THE PROBLEM –
Set the following entries down again exactly, line by line.

DATA FOR THE TASK –
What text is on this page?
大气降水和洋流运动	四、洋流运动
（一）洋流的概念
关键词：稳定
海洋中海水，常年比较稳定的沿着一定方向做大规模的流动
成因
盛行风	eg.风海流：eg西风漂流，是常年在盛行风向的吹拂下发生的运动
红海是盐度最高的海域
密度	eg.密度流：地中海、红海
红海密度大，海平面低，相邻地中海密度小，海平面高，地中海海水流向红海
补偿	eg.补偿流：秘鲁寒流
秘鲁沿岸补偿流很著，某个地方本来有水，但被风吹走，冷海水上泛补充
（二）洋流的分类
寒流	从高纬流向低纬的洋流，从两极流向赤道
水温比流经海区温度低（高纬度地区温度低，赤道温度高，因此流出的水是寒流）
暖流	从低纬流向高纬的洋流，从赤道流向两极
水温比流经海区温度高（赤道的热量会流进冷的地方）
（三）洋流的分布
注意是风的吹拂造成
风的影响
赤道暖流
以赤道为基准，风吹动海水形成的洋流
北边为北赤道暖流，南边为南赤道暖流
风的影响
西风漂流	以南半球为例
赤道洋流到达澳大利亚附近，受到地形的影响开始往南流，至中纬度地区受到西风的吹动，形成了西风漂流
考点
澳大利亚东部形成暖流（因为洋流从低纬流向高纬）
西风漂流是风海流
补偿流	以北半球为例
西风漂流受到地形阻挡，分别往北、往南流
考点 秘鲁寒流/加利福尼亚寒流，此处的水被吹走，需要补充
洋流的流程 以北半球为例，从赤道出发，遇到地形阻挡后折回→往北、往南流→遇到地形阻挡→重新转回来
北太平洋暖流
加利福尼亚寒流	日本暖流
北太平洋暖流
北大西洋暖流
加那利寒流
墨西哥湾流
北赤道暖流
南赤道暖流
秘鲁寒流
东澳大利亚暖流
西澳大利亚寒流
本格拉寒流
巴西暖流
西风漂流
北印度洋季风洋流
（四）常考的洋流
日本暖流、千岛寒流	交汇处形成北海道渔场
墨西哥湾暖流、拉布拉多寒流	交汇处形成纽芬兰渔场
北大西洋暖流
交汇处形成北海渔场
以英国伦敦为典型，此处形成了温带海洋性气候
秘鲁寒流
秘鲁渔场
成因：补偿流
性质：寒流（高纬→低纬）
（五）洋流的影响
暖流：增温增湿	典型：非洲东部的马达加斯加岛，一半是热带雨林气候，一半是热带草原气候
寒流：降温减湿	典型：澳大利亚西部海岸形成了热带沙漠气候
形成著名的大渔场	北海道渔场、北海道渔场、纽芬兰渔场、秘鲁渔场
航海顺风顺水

THE RESPONSE –
What text is on this page?
大气降水和洋流运动	四、洋流运动
（一）洋流的概念
关键词：稳定
海洋中海水，常年比较稳定的沿着一定方向做大规模的流动
成因
盛行风	eg.风海流：eg西风漂流，是常年在盛行风向的吹拂下发生的运动
红海是盐度最高的海域
密度	eg.密度流：地中海、红海
红海密度大，海平面低，相邻地中海密度小，海平面高，地中海海水流向红海
补偿	eg.补偿流：秘鲁寒流
秘鲁沿岸补偿流很著，某个地方本来有水，但被风吹走，冷海水上泛补充
（二）洋流的分类
寒流	从高纬流向低纬的洋流，从两极流向赤道
水温比流经海区温度低（高纬度地区温度低，赤道温度高，因此流出的水是寒流）
暖流	从低纬流向高纬的洋流，从赤道流向两极
水温比流经海区温度高（赤道的热量会流进冷的地方）
（三）洋流的分布
注意是风的吹拂造成
风的影响
赤道暖流
以赤道为基准，风吹动海水形成的洋流
北边为北赤道暖流，南边为南赤道暖流
风的影响
西风漂流	以南半球为例
赤道洋流到达澳大利亚附近，受到地形的影响开始往南流，至中纬度地区受到西风的吹动，形成了西风漂流
考点
澳大利亚东部形成暖流（因为洋流从低纬流向高纬）
西风漂流是风海流
补偿流	以北半球为例
西风漂流受到地形阻挡，分别往北、往南流
考点 秘鲁寒流/加利福尼亚寒流，此处的水被吹走，需要补充
洋流的流程 以北半球为例，从赤道出发，遇到地形阻挡后折回→往北、往南流→遇到地形阻挡→重新转回来
北太平洋暖流
加利福尼亚寒流	日本暖流
北太平洋暖流
北大西洋暖流
加那利寒流
墨西哥湾流
北赤道暖流
南赤道暖流
秘鲁寒流
东澳大利亚暖流
西澳大利亚寒流
本格拉寒流
巴西暖流
西风漂流
北印度洋季风洋流
（四）常考的洋流
日本暖流、千岛寒流	交汇处形成北海道渔场
墨西哥湾暖流、拉布拉多寒流	交汇处形成纽芬兰渔场
北大西洋暖流
交汇处形成北海渔场
以英国伦敦为典型，此处形成了温带海洋性气候
秘鲁寒流
秘鲁渔场
成因：补偿流
性质：寒流（高纬→低纬）
（五）洋流的影响
暖流：增温增湿	典型：非洲东部的马达加斯加岛，一半是热带雨林气候，一半是热带草原气候
寒流：降温减湿	典型：澳大利亚西部海岸形成了热带沙漠气候
形成著名的大渔场	北海道渔场、北海道渔场、纽芬兰渔场、秘鲁渔场
航海顺风顺水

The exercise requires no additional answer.